>> begin Data section

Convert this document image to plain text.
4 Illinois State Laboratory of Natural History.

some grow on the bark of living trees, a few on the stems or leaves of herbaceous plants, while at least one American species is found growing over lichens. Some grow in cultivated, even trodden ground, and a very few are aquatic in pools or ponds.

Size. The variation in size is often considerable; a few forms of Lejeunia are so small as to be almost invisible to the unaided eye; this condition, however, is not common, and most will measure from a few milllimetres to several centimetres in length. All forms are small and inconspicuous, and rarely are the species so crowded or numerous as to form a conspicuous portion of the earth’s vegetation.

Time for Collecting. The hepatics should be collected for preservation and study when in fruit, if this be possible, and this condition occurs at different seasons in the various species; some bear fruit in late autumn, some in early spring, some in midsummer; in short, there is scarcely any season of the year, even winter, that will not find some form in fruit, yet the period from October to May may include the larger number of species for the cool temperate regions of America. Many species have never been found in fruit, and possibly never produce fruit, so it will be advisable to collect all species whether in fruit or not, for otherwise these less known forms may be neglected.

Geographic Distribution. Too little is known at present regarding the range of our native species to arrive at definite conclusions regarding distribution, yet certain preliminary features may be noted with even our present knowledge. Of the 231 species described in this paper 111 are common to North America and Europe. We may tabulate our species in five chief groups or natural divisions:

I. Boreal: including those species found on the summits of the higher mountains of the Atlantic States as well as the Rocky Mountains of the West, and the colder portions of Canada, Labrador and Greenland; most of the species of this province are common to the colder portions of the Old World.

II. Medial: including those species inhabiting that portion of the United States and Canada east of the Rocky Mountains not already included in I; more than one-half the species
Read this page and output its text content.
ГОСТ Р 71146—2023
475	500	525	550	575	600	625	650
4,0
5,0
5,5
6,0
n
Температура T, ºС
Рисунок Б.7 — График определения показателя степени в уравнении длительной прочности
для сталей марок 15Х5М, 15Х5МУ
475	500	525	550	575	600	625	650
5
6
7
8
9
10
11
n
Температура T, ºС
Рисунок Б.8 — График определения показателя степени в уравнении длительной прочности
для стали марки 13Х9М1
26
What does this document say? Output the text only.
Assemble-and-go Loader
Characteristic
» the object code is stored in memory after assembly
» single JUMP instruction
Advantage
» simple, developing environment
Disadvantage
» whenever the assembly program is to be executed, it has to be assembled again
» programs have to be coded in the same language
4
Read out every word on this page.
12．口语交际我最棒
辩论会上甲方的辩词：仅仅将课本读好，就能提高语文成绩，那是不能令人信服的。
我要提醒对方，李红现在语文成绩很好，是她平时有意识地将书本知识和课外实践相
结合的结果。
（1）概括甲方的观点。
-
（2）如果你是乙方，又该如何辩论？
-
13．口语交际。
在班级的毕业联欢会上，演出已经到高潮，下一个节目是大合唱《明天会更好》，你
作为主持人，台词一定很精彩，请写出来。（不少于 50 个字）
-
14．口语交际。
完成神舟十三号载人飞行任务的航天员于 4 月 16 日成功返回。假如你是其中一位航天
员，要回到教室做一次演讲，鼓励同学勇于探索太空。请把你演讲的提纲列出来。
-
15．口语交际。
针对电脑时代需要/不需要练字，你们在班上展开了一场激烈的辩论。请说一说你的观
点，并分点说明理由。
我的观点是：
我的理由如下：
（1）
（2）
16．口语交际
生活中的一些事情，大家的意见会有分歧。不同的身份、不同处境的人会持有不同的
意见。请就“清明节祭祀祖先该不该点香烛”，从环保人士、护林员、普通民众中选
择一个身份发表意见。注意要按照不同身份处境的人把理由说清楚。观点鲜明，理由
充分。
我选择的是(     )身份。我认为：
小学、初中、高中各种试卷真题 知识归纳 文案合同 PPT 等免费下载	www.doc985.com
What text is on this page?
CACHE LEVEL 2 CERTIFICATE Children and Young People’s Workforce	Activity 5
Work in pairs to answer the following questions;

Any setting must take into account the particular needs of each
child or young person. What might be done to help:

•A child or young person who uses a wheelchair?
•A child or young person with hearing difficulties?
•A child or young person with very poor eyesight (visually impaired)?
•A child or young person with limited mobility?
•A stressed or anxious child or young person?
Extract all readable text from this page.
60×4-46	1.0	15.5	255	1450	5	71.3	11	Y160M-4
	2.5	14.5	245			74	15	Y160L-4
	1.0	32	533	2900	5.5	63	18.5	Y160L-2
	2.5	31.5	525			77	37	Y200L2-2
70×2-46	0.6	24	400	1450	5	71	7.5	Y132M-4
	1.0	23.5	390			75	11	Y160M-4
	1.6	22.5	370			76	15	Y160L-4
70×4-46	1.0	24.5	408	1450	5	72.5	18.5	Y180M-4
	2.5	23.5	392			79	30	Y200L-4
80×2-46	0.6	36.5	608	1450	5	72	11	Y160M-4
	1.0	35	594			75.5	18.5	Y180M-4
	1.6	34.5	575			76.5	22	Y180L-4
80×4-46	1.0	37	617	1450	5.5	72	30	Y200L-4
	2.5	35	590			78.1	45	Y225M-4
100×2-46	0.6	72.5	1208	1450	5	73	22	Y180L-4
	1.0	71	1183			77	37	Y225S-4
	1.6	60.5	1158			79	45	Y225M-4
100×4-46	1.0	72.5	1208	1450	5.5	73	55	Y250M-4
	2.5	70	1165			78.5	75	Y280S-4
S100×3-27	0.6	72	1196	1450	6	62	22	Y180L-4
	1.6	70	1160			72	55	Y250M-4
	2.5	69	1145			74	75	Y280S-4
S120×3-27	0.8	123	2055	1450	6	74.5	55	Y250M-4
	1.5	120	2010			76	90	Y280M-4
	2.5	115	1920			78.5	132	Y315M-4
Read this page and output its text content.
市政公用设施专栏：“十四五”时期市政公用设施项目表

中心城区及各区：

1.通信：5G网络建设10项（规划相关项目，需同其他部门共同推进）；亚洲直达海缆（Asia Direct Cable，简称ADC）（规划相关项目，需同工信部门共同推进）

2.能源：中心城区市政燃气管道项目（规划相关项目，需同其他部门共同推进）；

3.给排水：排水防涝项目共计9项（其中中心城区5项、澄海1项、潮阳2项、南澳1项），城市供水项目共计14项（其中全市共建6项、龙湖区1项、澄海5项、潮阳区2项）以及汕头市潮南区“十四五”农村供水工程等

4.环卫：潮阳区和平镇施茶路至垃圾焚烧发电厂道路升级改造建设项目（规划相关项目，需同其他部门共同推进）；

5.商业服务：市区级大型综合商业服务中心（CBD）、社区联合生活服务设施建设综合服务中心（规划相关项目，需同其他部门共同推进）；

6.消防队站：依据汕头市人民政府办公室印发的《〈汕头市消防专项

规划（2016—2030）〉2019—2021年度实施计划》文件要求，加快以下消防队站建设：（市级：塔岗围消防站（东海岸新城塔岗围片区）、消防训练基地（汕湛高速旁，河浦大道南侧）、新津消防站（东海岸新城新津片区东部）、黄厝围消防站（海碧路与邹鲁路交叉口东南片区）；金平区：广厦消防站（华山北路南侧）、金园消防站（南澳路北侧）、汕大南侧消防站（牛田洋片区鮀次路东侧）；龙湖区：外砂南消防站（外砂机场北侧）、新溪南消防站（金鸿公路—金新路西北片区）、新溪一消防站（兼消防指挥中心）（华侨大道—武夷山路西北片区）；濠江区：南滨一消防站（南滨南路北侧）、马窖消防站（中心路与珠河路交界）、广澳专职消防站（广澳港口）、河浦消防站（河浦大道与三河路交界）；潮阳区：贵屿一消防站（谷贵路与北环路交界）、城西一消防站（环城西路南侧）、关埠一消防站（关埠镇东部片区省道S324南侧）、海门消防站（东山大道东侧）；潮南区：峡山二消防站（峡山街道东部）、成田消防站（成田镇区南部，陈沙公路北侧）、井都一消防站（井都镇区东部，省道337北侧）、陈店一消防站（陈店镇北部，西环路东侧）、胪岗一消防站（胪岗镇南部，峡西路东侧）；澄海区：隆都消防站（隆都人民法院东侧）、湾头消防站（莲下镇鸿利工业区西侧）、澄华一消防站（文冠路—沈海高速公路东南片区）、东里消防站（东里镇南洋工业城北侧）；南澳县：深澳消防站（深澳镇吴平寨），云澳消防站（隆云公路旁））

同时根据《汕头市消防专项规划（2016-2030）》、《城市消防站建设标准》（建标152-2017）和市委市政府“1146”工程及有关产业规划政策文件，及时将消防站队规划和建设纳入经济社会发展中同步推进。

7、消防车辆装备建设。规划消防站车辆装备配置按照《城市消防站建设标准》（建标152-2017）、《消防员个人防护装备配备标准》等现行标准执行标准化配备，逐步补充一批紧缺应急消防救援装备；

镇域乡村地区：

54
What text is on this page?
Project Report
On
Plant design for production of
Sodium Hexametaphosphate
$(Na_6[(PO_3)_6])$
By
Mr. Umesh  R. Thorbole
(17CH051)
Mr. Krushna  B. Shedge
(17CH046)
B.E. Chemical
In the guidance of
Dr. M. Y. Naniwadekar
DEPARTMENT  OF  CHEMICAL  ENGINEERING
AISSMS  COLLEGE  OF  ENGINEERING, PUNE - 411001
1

>> end Data section

◆ Exercise prompt
Filter the records above for lines containing the word "Рисунок", and copy those lines.

◆ Written answer
Рисунок Б.7 — График определения показателя степени в уравнении длительной прочности
Рисунок Б.8 — График определения показателя степени в уравнении длительной прочности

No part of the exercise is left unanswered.